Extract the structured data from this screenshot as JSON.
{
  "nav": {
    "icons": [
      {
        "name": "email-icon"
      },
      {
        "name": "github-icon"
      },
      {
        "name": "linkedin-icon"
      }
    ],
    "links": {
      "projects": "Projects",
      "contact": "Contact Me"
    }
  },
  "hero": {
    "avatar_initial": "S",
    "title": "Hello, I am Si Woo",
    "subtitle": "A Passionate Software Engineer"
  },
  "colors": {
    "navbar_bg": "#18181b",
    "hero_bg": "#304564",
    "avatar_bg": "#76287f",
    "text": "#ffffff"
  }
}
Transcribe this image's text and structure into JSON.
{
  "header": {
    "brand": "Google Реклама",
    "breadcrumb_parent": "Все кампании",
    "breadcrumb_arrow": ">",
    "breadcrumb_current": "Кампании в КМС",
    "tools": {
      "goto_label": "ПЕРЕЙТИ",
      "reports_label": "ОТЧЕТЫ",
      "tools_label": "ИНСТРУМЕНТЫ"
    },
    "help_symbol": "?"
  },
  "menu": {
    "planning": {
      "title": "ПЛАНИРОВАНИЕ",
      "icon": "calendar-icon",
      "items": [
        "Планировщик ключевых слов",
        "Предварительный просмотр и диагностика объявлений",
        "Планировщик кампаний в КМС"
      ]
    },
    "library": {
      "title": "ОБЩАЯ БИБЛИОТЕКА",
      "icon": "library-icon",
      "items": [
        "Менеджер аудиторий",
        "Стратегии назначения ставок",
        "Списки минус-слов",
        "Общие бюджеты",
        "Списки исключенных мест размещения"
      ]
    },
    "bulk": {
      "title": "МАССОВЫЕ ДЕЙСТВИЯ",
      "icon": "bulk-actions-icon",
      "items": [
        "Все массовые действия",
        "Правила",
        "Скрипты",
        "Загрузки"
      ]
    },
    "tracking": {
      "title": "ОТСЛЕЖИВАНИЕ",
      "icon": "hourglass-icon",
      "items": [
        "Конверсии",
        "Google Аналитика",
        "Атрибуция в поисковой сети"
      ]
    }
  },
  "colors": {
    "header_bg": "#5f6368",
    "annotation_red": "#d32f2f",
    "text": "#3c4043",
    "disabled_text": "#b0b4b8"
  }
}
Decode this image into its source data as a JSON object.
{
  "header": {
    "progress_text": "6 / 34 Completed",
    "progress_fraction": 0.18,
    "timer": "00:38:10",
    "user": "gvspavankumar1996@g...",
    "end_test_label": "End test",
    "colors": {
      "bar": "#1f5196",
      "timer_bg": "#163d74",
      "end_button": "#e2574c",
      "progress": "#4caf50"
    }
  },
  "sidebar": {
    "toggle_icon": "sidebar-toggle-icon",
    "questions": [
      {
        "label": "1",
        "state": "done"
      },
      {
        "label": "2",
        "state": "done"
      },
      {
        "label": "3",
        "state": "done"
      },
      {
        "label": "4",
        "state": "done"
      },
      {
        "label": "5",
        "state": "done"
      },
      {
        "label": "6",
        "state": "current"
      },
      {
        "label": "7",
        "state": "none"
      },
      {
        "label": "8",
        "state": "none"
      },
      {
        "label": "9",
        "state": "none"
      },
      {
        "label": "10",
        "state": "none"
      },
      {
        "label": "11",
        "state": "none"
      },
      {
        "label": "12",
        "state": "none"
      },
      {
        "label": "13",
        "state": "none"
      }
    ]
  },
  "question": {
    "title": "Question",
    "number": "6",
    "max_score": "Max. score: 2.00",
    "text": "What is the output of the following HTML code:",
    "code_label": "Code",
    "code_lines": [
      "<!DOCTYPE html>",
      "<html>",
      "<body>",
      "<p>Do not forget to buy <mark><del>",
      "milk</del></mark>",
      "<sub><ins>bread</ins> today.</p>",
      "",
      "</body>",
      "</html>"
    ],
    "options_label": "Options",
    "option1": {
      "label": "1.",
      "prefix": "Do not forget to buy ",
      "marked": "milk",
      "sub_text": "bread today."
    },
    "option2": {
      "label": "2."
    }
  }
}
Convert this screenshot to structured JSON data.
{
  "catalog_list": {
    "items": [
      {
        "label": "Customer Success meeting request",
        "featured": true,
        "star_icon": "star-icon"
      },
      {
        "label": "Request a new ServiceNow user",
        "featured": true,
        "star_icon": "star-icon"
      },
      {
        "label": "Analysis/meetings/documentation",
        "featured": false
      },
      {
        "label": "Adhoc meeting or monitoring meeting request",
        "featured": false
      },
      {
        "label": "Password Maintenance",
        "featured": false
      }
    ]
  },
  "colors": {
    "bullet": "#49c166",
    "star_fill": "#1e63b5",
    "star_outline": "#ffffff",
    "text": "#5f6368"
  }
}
:::::
* The exercise: Make an exact copy of every entry.

* Answer to the problem:
Extract the structured data from this screenshot as JSON.
{
  "nav": {
    "icons": [
      {
        "name": "email-icon"
      },
      {
        "name": "github-icon"
      },
      {
        "name": "linkedin-icon"
      }
    ],
    "links": {
      "projects": "Projects",
      "contact": "Contact Me"
    }
  },
  "hero": {
    "avatar_initial": "S",
    "title": "Hello, I am Si Woo",
    "subtitle": "A Passionate Software Engineer"
  },
  "colors": {
    "navbar_bg": "#18181b",
    "hero_bg": "#304564",
    "avatar_bg": "#76287f",
    "text": "#ffffff"
  }
}
Transcribe this image's text and structure into JSON.
{
  "header": {
    "brand": "Google Реклама",
    "breadcrumb_parent": "Все кампании",
    "breadcrumb_arrow": ">",
    "breadcrumb_current": "Кампании в КМС",
    "tools": {
      "goto_label": "ПЕРЕЙТИ",
      "reports_label": "ОТЧЕТЫ",
      "tools_label": "ИНСТРУМЕНТЫ"
    },
    "help_symbol": "?"
  },
  "menu": {
    "planning": {
      "title": "ПЛАНИРОВАНИЕ",
      "icon": "calendar-icon",
      "items": [
        "Планировщик ключевых слов",
        "Предварительный просмотр и диагностика объявлений",
        "Планировщик кампаний в КМС"
      ]
    },
    "library": {
      "title": "ОБЩАЯ БИБЛИОТЕКА",
      "icon": "library-icon",
      "items": [
        "Менеджер аудиторий",
        "Стратегии назначения ставок",
        "Списки минус-слов",
        "Общие бюджеты",
        "Списки исключенных мест размещения"
      ]
    },
    "bulk": {
      "title": "МАССОВЫЕ ДЕЙСТВИЯ",
      "icon": "bulk-actions-icon",
      "items": [
        "Все массовые действия",
        "Правила",
        "Скрипты",
        "Загрузки"
      ]
    },
    "tracking": {
      "title": "ОТСЛЕЖИВАНИЕ",
      "icon": "hourglass-icon",
      "items": [
        "Конверсии",
        "Google Аналитика",
        "Атрибуция в поисковой сети"
      ]
    }
  },
  "colors": {
    "header_bg": "#5f6368",
    "annotation_red": "#d32f2f",
    "text": "#3c4043",
    "disabled_text": "#b0b4b8"
  }
}
Decode this image into its source data as a JSON object.
{
  "header": {
    "progress_text": "6 / 34 Completed",
    "progress_fraction": 0.18,
    "timer": "00:38:10",
    "user": "gvspavankumar1996@g...",
    "end_test_label": "End test",
    "colors": {
      "bar": "#1f5196",
      "timer_bg": "#163d74",
      "end_button": "#e2574c",
      "progress": "#4caf50"
    }
  },
  "sidebar": {
    "toggle_icon": "sidebar-toggle-icon",
    "questions": [
      {
        "label": "1",
        "state": "done"
      },
      {
        "label": "2",
        "state": "done"
      },
      {
        "label": "3",
        "state": "done"
      },
      {
        "label": "4",
        "state": "done"
      },
      {
        "label": "5",
        "state": "done"
      },
      {
        "label": "6",
        "state": "current"
      },
      {
        "label": "7",
        "state": "none"
      },
      {
        "label": "8",
        "state": "none"
      },
      {
        "label": "9",
        "state": "none"
      },
      {
        "label": "10",
        "state": "none"
      },
      {
        "label": "11",
        "state": "none"
      },
      {
        "label": "12",
        "state": "none"
      },
      {
        "label": "13",
        "state": "none"
      }
    ]
  },
  "question": {
    "title": "Question",
    "number": "6",
    "max_score": "Max. score: 2.00",
    "text": "What is the output of the following HTML code:",
    "code_label": "Code",
    "code_lines": [
      "<!DOCTYPE html>",
      "<html>",
      "<body>",
      "<p>Do not forget to buy <mark><del>",
      "milk</del></mark>",
      "<sub><ins>bread</ins> today.</p>",
      "",
      "</body>",
      "</html>"
    ],
    "options_label": "Options",
    "option1": {
      "label": "1.",
      "prefix": "Do not forget to buy ",
      "marked": "milk",
      "sub_text": "bread today."
    },
    "option2": {
      "label": "2."
    }
  }
}
Convert this screenshot to structured JSON data.
{
  "catalog_list": {
    "items": [
      {
        "label": "Customer Success meeting request",
        "featured": true,
        "star_icon": "star-icon"
      },
      {
        "label": "Request a new ServiceNow user",
        "featured": true,
        "star_icon": "star-icon"
      },
      {
        "label": "Analysis/meetings/documentation",
        "featured": false
      },
      {
        "label": "Adhoc meeting or monitoring meeting request",
        "featured": false
      },
      {
        "label": "Password Maintenance",
        "featured": false
      }
    ]
  },
  "colors": {
    "bullet": "#49c166",
    "star_fill": "#1e63b5",
    "star_outline": "#ffffff",
    "text": "#5f6368"
  }
}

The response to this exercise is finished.